### WHAT TO WORK ON
Quote the listing lines starting at the one containing "x-tick-label: 0.0 [625, 540, 648, 552]" and ending at the one containing "Detect and localize", both included, and nothing else.

### RECORDS FOR PROCESSING
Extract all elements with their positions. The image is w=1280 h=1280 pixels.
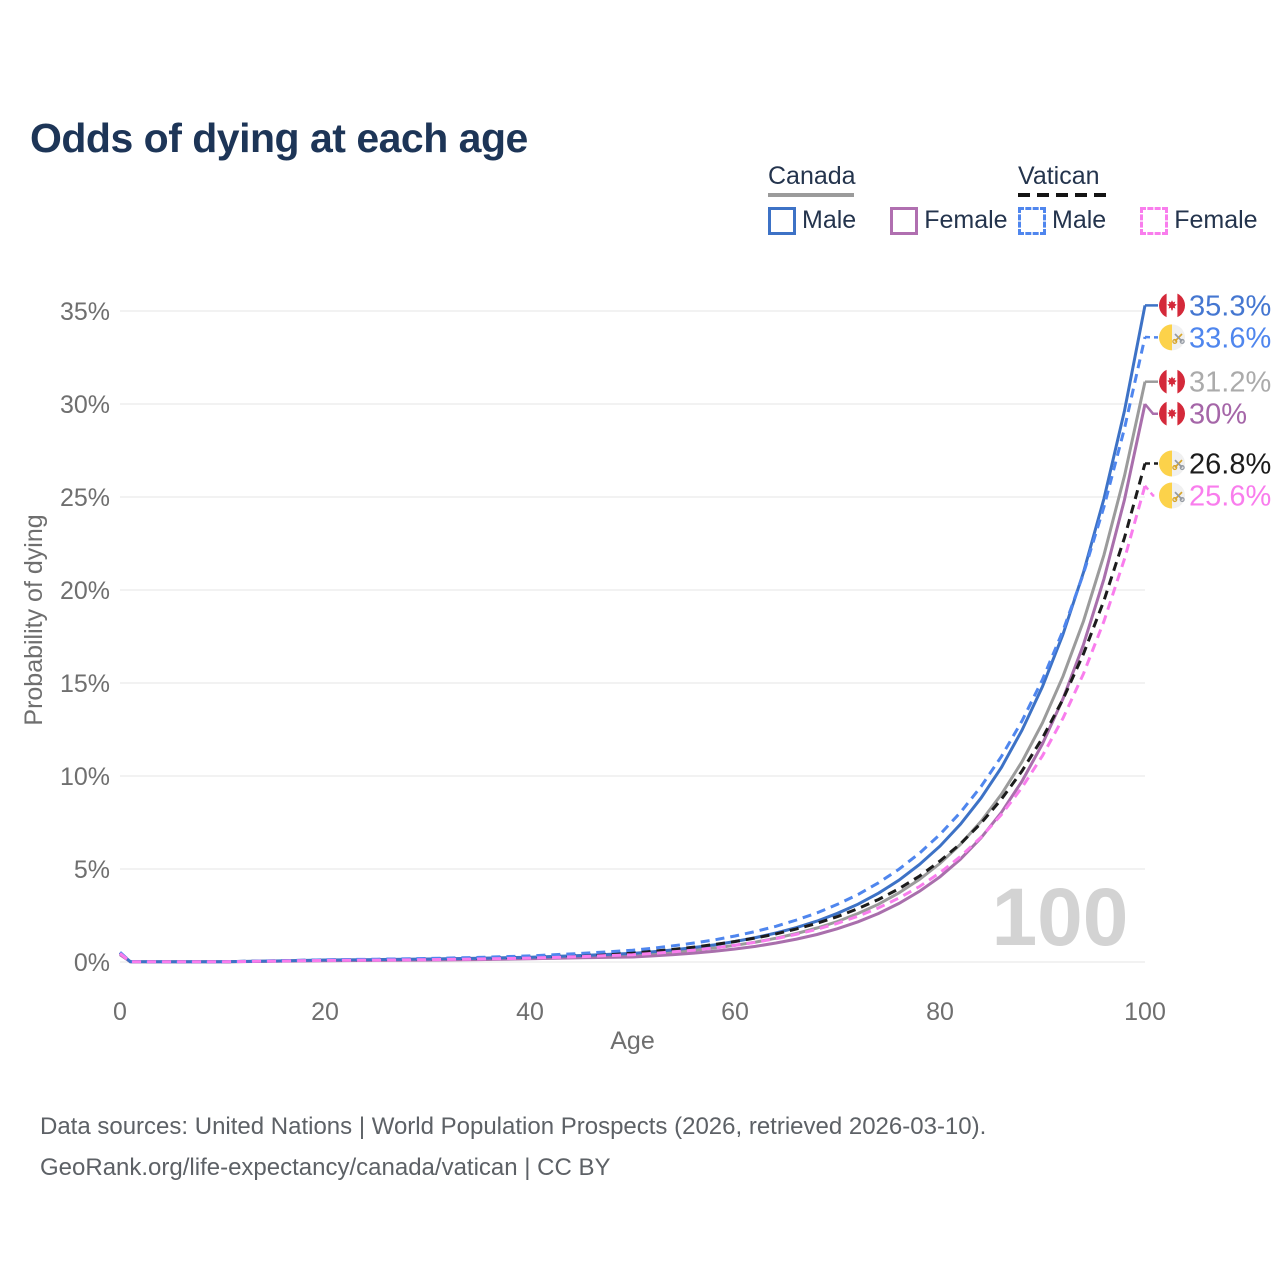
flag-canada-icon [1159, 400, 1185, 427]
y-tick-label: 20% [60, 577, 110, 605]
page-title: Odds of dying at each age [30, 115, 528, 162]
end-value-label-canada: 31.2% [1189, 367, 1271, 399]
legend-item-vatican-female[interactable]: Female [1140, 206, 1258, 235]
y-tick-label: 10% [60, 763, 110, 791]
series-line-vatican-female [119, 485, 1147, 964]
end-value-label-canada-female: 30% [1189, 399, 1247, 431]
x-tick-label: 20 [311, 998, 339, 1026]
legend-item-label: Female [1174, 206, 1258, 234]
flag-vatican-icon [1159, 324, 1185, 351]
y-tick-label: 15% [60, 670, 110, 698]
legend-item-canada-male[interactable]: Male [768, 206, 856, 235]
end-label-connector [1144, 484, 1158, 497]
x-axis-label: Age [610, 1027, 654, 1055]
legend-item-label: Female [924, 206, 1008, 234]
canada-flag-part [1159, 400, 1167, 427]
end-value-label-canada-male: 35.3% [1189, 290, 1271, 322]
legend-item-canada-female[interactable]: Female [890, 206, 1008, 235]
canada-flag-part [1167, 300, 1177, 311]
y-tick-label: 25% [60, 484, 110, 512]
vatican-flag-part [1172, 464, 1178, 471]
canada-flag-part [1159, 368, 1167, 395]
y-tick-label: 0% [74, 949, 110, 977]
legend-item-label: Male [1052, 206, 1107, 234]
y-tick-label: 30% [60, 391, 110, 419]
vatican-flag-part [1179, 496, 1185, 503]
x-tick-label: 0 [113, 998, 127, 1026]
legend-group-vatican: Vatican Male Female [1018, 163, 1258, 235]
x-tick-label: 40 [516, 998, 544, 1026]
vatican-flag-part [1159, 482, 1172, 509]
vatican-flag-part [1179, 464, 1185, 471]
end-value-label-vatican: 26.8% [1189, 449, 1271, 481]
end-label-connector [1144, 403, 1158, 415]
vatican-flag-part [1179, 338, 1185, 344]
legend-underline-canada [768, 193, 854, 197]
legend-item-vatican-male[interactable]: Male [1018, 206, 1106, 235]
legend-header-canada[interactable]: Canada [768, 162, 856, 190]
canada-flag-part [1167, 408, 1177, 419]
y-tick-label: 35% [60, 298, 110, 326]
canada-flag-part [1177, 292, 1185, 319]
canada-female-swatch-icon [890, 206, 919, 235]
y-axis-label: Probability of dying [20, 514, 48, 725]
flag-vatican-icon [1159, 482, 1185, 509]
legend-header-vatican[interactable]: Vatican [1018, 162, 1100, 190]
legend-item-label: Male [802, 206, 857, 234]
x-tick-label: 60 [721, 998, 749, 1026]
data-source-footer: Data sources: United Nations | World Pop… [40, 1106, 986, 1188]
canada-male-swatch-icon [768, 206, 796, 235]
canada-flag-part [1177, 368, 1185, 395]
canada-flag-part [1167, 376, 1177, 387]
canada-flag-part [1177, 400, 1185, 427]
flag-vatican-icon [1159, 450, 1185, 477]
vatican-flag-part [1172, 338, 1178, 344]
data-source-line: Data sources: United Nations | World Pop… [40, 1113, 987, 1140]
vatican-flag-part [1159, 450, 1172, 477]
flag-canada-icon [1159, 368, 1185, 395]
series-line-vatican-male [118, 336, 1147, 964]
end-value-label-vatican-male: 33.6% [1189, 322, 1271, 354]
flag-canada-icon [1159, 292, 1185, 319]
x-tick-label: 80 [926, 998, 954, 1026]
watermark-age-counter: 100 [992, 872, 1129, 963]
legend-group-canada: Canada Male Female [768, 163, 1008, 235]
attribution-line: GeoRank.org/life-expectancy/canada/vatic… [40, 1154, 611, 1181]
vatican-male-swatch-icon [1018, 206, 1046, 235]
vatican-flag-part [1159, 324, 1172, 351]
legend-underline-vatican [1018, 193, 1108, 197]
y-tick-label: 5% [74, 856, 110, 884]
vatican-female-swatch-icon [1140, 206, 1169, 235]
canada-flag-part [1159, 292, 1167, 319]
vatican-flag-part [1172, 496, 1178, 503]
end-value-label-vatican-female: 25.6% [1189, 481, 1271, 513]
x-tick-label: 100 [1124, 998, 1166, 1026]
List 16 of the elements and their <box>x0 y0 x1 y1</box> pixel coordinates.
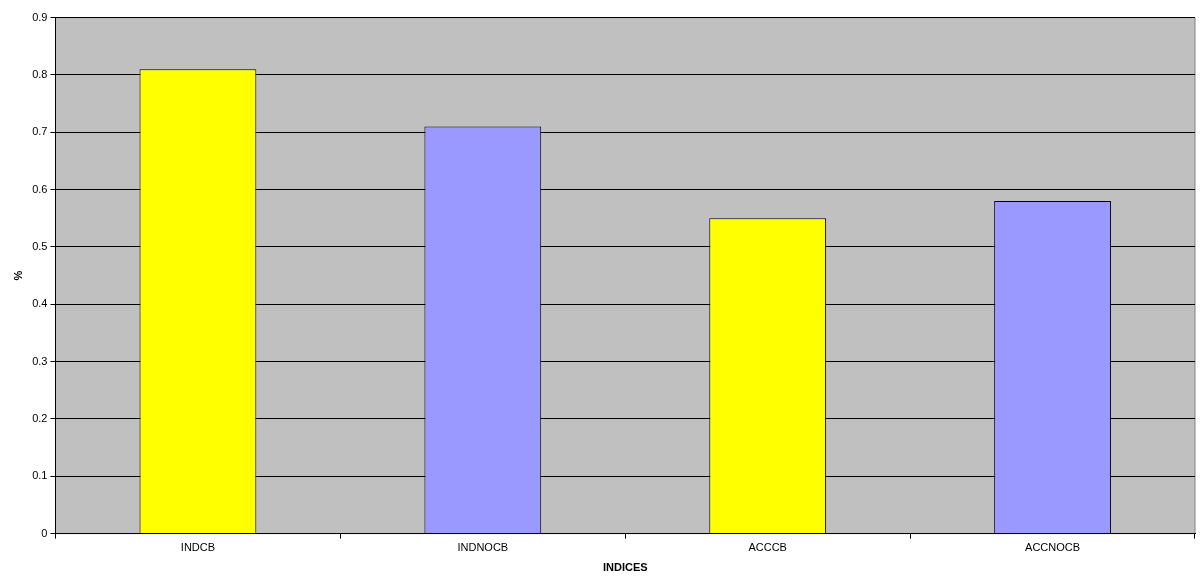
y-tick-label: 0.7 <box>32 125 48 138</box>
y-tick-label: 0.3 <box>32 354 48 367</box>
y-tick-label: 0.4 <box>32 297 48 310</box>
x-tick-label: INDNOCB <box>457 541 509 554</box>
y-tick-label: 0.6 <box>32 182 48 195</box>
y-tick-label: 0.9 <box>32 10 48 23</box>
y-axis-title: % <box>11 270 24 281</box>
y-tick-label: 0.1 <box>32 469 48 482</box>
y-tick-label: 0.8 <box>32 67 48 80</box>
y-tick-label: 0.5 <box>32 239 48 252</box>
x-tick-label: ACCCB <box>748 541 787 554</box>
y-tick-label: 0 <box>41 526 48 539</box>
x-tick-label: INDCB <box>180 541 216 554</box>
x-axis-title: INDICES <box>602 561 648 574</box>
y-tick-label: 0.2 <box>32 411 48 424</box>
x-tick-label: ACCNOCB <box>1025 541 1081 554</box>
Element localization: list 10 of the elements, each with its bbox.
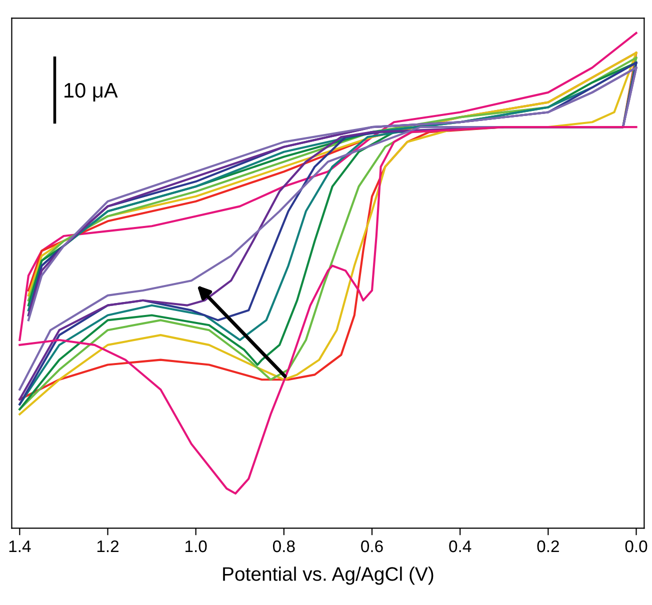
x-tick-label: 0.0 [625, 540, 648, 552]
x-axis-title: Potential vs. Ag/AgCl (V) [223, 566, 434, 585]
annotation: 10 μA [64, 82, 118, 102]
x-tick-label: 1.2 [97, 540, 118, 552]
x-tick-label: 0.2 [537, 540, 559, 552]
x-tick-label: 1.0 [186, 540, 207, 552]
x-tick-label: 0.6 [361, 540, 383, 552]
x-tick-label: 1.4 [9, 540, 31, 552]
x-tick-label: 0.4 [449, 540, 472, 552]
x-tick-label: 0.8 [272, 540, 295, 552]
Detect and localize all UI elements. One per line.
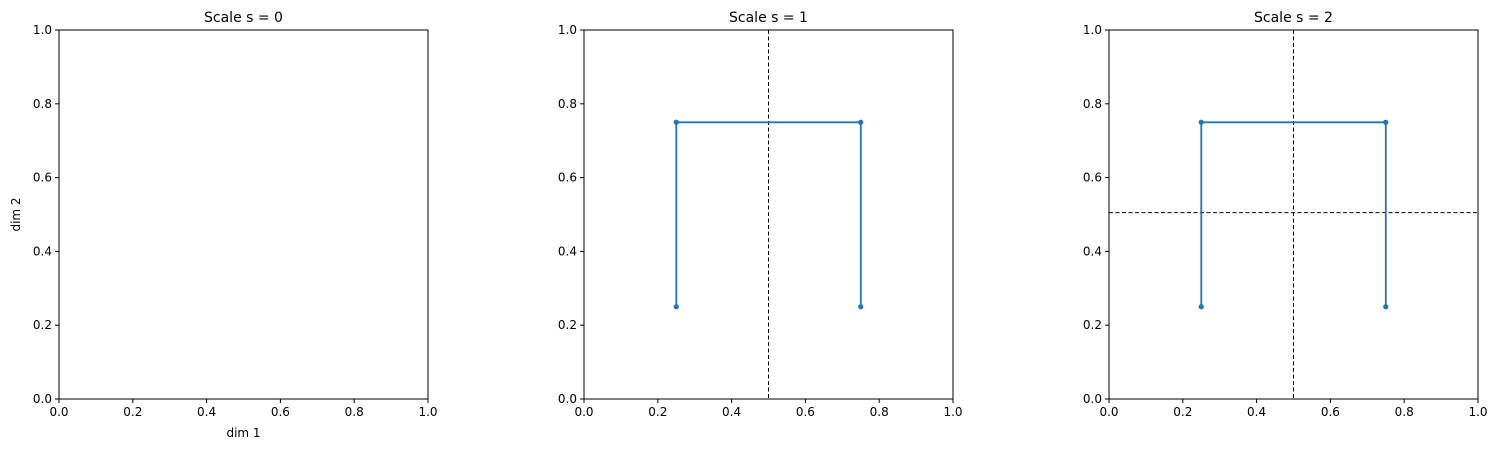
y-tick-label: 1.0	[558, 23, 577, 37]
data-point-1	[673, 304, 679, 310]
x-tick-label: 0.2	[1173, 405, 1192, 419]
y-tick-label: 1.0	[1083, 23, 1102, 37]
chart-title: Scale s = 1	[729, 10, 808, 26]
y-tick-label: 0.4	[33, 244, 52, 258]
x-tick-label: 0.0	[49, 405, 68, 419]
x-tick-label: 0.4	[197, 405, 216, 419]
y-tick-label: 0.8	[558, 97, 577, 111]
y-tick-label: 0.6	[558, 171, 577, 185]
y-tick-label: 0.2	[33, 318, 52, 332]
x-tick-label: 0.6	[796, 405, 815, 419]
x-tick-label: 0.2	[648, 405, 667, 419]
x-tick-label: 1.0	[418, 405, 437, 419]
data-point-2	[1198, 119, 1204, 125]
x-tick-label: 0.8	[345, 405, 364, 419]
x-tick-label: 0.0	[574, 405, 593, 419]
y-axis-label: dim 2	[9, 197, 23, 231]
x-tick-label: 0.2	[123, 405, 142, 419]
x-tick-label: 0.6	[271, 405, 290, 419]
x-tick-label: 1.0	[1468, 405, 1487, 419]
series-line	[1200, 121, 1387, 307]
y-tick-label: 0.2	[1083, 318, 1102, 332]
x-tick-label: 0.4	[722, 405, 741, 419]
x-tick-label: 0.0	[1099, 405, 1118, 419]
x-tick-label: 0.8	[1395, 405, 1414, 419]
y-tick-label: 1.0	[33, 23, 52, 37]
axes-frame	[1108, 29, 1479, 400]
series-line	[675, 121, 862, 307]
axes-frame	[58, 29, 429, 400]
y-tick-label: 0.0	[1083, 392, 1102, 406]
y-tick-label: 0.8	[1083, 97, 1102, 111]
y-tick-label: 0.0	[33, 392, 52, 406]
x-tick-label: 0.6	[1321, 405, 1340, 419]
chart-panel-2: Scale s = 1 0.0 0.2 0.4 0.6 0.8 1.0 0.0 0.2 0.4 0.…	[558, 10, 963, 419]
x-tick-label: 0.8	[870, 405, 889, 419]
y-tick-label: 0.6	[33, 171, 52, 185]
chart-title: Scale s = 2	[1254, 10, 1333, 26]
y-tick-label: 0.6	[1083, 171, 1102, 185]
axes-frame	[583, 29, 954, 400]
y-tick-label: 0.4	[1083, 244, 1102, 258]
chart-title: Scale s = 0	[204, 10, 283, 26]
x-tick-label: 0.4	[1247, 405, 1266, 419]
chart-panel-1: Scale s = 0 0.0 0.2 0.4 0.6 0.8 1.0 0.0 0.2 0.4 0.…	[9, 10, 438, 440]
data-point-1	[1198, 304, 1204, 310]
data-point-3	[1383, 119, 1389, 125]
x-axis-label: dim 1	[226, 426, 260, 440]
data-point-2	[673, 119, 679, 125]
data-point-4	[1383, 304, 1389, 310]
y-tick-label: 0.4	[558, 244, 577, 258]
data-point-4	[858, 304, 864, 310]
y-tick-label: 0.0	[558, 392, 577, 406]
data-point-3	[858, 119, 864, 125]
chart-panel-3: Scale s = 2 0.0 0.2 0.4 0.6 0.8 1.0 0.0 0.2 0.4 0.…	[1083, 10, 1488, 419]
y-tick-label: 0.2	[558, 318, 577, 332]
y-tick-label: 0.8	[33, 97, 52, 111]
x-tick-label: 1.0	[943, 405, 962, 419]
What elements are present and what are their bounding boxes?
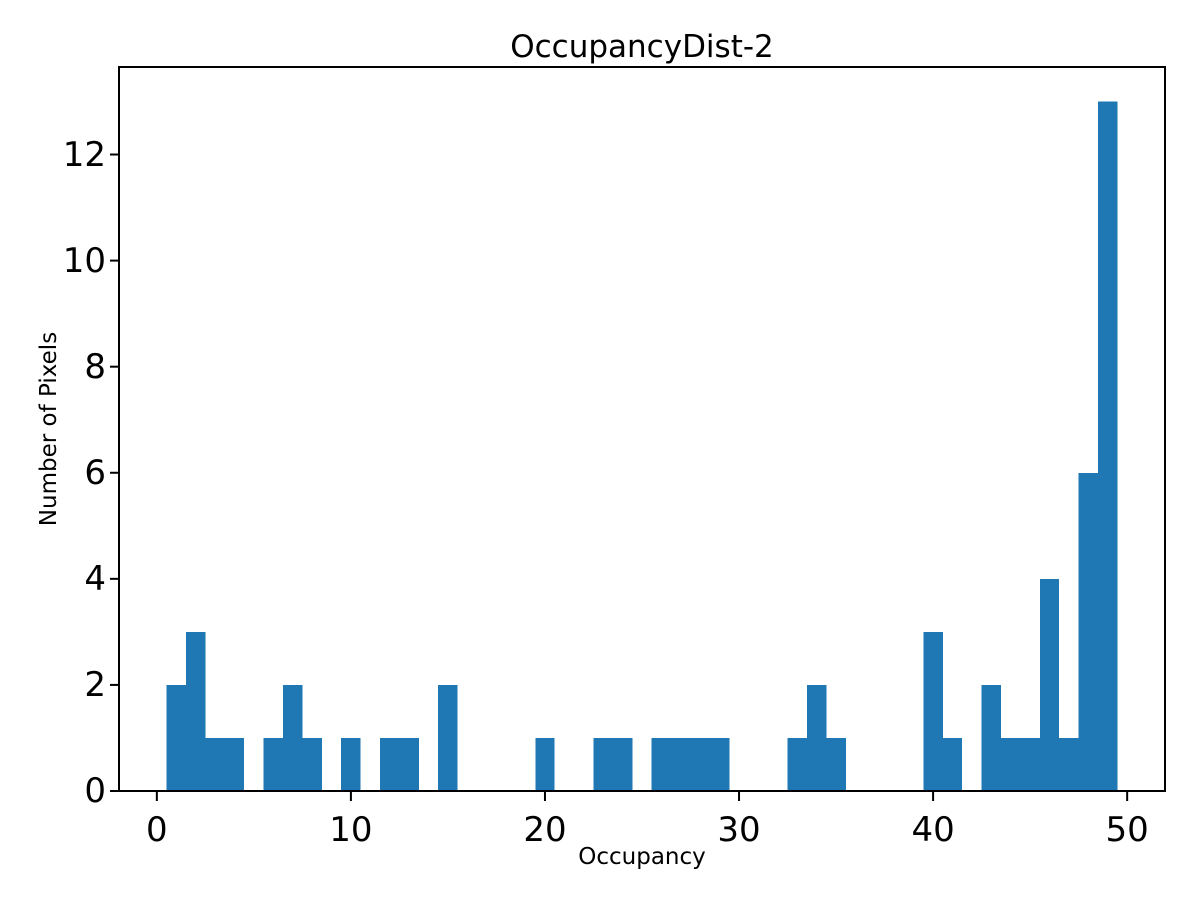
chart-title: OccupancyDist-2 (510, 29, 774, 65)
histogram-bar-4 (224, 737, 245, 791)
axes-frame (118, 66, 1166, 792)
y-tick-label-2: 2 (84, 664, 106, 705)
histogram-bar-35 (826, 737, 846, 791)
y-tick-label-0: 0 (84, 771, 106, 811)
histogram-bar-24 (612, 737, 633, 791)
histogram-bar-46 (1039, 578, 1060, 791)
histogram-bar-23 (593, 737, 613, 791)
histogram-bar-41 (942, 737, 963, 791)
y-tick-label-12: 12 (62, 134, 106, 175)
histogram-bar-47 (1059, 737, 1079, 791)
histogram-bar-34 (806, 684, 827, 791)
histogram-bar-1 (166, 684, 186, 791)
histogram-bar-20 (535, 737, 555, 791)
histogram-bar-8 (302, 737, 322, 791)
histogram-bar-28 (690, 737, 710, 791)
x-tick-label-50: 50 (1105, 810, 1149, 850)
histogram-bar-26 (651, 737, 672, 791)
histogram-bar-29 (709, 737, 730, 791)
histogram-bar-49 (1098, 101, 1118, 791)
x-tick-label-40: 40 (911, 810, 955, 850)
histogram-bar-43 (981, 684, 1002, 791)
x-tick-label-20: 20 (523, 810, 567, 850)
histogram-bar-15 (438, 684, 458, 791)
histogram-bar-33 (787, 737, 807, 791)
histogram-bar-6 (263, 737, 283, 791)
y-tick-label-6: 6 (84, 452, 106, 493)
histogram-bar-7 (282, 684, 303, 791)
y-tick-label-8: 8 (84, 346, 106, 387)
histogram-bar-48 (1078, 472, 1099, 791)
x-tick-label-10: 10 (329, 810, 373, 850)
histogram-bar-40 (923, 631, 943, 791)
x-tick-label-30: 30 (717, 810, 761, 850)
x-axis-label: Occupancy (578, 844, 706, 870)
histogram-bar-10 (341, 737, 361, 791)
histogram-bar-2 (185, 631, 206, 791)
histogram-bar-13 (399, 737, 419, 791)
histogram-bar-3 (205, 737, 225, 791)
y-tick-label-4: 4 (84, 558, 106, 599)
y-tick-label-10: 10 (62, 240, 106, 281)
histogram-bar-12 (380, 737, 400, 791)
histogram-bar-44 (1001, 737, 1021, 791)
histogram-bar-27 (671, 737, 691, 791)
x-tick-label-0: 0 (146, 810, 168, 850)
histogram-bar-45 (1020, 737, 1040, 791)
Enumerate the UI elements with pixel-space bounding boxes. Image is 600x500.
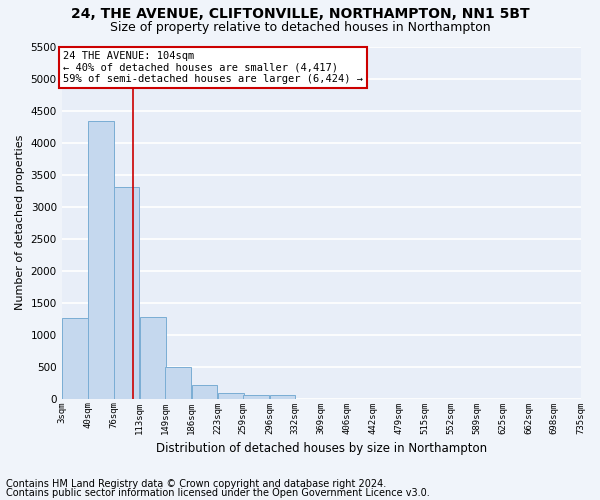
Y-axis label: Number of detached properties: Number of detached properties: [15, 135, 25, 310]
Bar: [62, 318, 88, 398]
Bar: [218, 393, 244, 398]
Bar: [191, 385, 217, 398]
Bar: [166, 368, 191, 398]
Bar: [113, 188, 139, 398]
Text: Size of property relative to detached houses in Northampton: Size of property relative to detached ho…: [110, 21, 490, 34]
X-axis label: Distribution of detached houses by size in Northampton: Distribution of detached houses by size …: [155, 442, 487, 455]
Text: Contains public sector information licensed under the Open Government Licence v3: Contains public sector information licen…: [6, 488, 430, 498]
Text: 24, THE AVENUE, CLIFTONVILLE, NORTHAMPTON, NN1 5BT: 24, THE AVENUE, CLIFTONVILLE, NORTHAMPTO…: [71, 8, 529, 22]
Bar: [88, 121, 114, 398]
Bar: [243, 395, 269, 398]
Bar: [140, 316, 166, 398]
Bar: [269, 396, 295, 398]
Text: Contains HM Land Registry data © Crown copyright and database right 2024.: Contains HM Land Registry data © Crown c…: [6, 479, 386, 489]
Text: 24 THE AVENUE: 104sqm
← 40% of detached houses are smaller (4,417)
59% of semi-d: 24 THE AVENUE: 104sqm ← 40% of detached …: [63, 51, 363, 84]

### OUTPUT
x-tick-label: 0.0 [625, 540, 648, 552]
x-axis-title: Potential vs. Ag/AgCl (V) [223, 566, 434, 585]
annotation: 10 μA [64, 82, 118, 102]
x-tick-label: 1.2 [97, 540, 118, 552]
x-tick-label: 0.2 [537, 540, 559, 552]
x-tick-label: 1.0 [186, 540, 207, 552]
x-tick-label: 0.6 [361, 540, 383, 552]
x-tick-label: 1.4 [9, 540, 31, 552]
x-tick-label: 0.4 [449, 540, 472, 552]
x-tick-label: 0.8 [272, 540, 295, 552]
Detect and localize all UI elements. One per line.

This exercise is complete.